"""

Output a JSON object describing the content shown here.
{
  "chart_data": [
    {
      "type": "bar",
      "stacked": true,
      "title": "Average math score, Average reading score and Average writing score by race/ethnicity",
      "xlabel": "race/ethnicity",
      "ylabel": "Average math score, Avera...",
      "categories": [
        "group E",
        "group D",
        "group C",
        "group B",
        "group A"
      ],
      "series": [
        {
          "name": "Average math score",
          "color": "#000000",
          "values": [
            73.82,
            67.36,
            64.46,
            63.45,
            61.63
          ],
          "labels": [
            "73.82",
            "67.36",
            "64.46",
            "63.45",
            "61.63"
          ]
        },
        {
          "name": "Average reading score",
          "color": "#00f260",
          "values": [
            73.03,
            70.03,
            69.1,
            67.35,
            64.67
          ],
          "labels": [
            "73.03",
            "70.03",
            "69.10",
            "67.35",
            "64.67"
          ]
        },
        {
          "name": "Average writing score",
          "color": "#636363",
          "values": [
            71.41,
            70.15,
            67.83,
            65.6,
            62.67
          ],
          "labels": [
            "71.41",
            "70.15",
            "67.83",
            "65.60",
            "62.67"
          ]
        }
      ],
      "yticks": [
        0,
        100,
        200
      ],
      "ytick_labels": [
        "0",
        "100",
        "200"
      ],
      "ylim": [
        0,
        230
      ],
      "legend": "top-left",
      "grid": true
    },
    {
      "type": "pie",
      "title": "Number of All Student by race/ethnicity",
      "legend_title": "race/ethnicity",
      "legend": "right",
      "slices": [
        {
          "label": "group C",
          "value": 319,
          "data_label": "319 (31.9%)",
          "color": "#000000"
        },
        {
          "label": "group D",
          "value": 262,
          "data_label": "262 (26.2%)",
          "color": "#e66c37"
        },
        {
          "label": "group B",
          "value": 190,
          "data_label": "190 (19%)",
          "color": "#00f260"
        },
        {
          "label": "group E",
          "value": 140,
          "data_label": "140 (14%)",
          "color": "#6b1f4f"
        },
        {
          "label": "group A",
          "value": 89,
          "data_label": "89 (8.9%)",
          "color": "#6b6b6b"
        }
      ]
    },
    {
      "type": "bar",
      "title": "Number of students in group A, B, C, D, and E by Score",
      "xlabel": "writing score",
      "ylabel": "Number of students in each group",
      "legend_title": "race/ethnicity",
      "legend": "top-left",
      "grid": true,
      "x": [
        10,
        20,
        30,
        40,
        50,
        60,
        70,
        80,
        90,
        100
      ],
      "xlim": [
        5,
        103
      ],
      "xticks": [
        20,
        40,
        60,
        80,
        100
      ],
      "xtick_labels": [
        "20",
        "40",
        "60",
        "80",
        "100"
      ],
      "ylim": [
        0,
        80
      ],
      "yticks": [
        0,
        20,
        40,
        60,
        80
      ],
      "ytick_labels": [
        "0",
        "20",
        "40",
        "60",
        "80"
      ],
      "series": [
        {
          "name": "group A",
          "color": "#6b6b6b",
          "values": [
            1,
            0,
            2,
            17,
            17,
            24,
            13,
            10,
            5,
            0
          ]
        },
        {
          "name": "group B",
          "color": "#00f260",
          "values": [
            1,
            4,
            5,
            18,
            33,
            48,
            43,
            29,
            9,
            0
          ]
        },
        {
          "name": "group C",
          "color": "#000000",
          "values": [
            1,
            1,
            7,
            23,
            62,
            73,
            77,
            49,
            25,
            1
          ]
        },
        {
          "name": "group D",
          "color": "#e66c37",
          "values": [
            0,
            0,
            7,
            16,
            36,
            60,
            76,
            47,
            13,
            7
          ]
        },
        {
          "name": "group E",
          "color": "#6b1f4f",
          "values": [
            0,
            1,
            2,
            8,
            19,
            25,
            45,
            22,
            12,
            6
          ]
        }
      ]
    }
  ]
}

"""

• _Description of the task_
Retype the records that precede this task, keeping them exactly the same.

• _Final result_
Output a JSON object describing the content shown here.
{
  "chart_data": [
    {
      "type": "bar",
      "stacked": true,
      "title": "Average math score, Average reading score and Average writing score by race/ethnicity",
      "xlabel": "race/ethnicity",
      "ylabel": "Average math score, Avera...",
      "categories": [
        "group E",
        "group D",
        "group C",
        "group B",
        "group A"
      ],
      "series": [
        {
          "name": "Average math score",
          "color": "#000000",
          "values": [
            73.82,
            67.36,
            64.46,
            63.45,
            61.63
          ],
          "labels": [
            "73.82",
            "67.36",
            "64.46",
            "63.45",
            "61.63"
          ]
        },
        {
          "name": "Average reading score",
          "color": "#00f260",
          "values": [
            73.03,
            70.03,
            69.1,
            67.35,
            64.67
          ],
          "labels": [
            "73.03",
            "70.03",
            "69.10",
            "67.35",
            "64.67"
          ]
        },
        {
          "name": "Average writing score",
          "color": "#636363",
          "values": [
            71.41,
            70.15,
            67.83,
            65.6,
            62.67
          ],
          "labels": [
            "71.41",
            "70.15",
            "67.83",
            "65.60",
            "62.67"
          ]
        }
      ],
      "yticks": [
        0,
        100,
        200
      ],
      "ytick_labels": [
        "0",
        "100",
        "200"
      ],
      "ylim": [
        0,
        230
      ],
      "legend": "top-left",
      "grid": true
    },
    {
      "type": "pie",
      "title": "Number of All Student by race/ethnicity",
      "legend_title": "race/ethnicity",
      "legend": "right",
      "slices": [
        {
          "label": "group C",
          "value": 319,
          "data_label": "319 (31.9%)",
          "color": "#000000"
        },
        {
          "label": "group D",
          "value": 262,
          "data_label": "262 (26.2%)",
          "color": "#e66c37"
        },
        {
          "label": "group B",
          "value": 190,
          "data_label": "190 (19%)",
          "color": "#00f260"
        },
        {
          "label": "group E",
          "value": 140,
          "data_label": "140 (14%)",
          "color": "#6b1f4f"
        },
        {
          "label": "group A",
          "value": 89,
          "data_label": "89 (8.9%)",
          "color": "#6b6b6b"
        }
      ]
    },
    {
      "type": "bar",
      "title": "Number of students in group A, B, C, D, and E by Score",
      "xlabel": "writing score",
      "ylabel": "Number of students in each group",
      "legend_title": "race/ethnicity",
      "legend": "top-left",
      "grid": true,
      "x": [
        10,
        20,
        30,
        40,
        50,
        60,
        70,
        80,
        90,
        100
      ],
      "xlim": [
        5,
        103
      ],
      "xticks": [
        20,
        40,
        60,
        80,
        100
      ],
      "xtick_labels": [
        "20",
        "40",
        "60",
        "80",
        "100"
      ],
      "ylim": [
        0,
        80
      ],
      "yticks": [
        0,
        20,
        40,
        60,
        80
      ],
      "ytick_labels": [
        "0",
        "20",
        "40",
        "60",
        "80"
      ],
      "series": [
        {
          "name": "group A",
          "color": "#6b6b6b",
          "values": [
            1,
            0,
            2,
            17,
            17,
            24,
            13,
            10,
            5,
            0
          ]
        },
        {
          "name": "group B",
          "color": "#00f260",
          "values": [
            1,
            4,
            5,
            18,
            33,
            48,
            43,
            29,
            9,
            0
          ]
        },
        {
          "name": "group C",
          "color": "#000000",
          "values": [
            1,
            1,
            7,
            23,
            62,
            73,
            77,
            49,
            25,
            1
          ]
        },
        {
          "name": "group D",
          "color": "#e66c37",
          "values": [
            0,
            0,
            7,
            16,
            36,
            60,
            76,
            47,
            13,
            7
          ]
        },
        {
          "name": "group E",
          "color": "#6b1f4f",
          "values": [
            0,
            1,
            2,
            8,
            19,
            25,
            45,
            22,
            12,
            6
          ]
        }
      ]
    }
  ]
}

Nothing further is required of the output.